Task instructions
Reproduce the listing below in full and without alteration, apart from its pictures.

Extracted entries
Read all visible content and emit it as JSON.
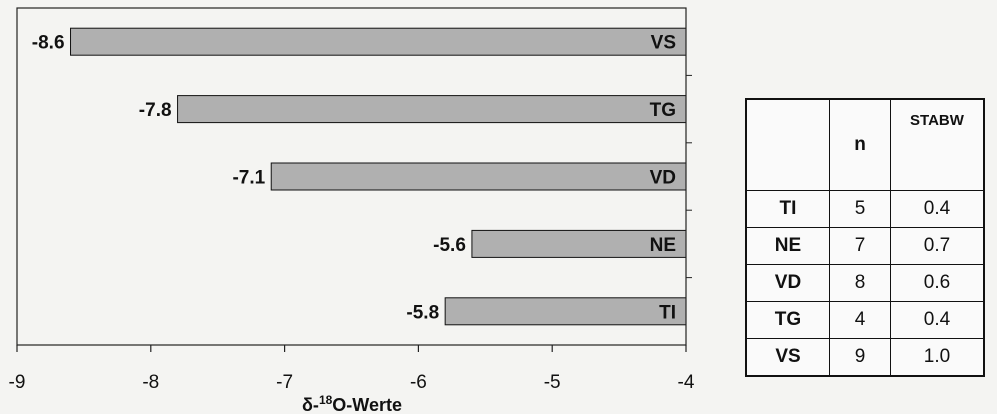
{
  "chart_data": {
    "type": "bar",
    "orientation": "horizontal",
    "categories": [
      "VS",
      "TG",
      "VD",
      "NE",
      "TI"
    ],
    "values": [
      -8.6,
      -7.8,
      -7.1,
      -5.6,
      -5.8
    ],
    "value_labels": [
      "-8.6",
      "-7.8",
      "-7.1",
      "-5.6",
      "-5.8"
    ],
    "xlabel_prefix": "δ-",
    "xlabel_sup": "18",
    "xlabel_suffix": "O-Werte",
    "xlim": [
      -9,
      -4
    ],
    "x_ticks": [
      -9,
      -8,
      -7,
      -6,
      -5,
      -4
    ],
    "bar_color": "#b0b0b0",
    "grid": false
  },
  "table": {
    "headers": [
      "",
      "n",
      "STABW"
    ],
    "rows": [
      {
        "site": "TI",
        "n": "5",
        "sd": "0.4"
      },
      {
        "site": "NE",
        "n": "7",
        "sd": "0.7"
      },
      {
        "site": "VD",
        "n": "8",
        "sd": "0.6"
      },
      {
        "site": "TG",
        "n": "4",
        "sd": "0.4"
      },
      {
        "site": "VS",
        "n": "9",
        "sd": "1.0"
      }
    ]
  }
}
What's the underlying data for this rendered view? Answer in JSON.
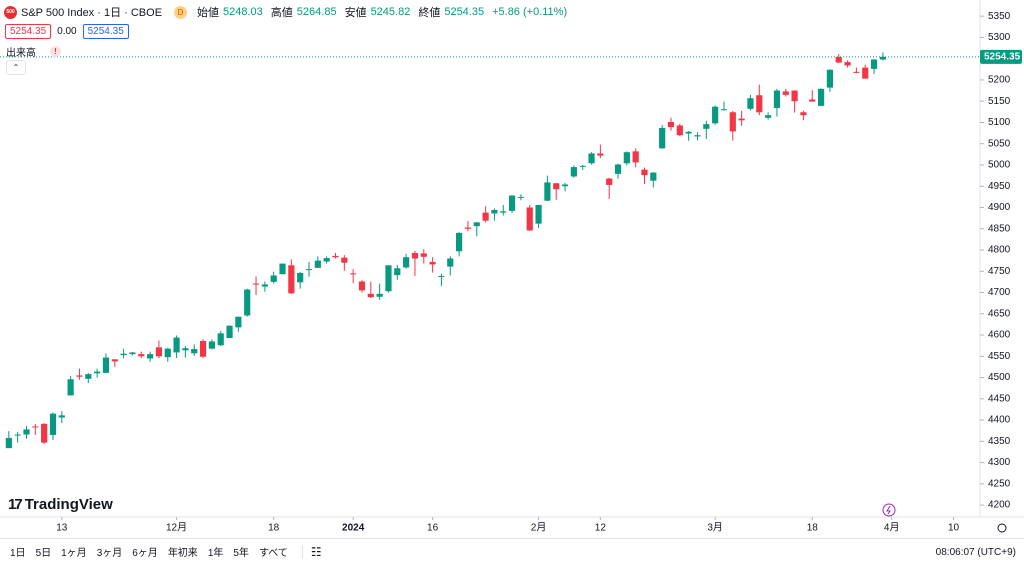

Written solution
Read all visible content and emit it as JSON.
{
  "chart_data": {
    "type": "bar",
    "orientation": "horizontal",
    "categories": [
      "VS",
      "TG",
      "VD",
      "NE",
      "TI"
    ],
    "values": [
      -8.6,
      -7.8,
      -7.1,
      -5.6,
      -5.8
    ],
    "value_labels": [
      "-8.6",
      "-7.8",
      "-7.1",
      "-5.6",
      "-5.8"
    ],
    "xlabel_prefix": "δ-",
    "xlabel_sup": "18",
    "xlabel_suffix": "O-Werte",
    "xlim": [
      -9,
      -4
    ],
    "x_ticks": [
      -9,
      -8,
      -7,
      -6,
      -5,
      -4
    ],
    "bar_color": "#b0b0b0",
    "grid": false
  },
  "table": {
    "headers": [
      "",
      "n",
      "STABW"
    ],
    "rows": [
      {
        "site": "TI",
        "n": "5",
        "sd": "0.4"
      },
      {
        "site": "NE",
        "n": "7",
        "sd": "0.7"
      },
      {
        "site": "VD",
        "n": "8",
        "sd": "0.6"
      },
      {
        "site": "TG",
        "n": "4",
        "sd": "0.4"
      },
      {
        "site": "VS",
        "n": "9",
        "sd": "1.0"
      }
    ]
  }
}
What's the underlying data for this rendered view? Answer in JSON.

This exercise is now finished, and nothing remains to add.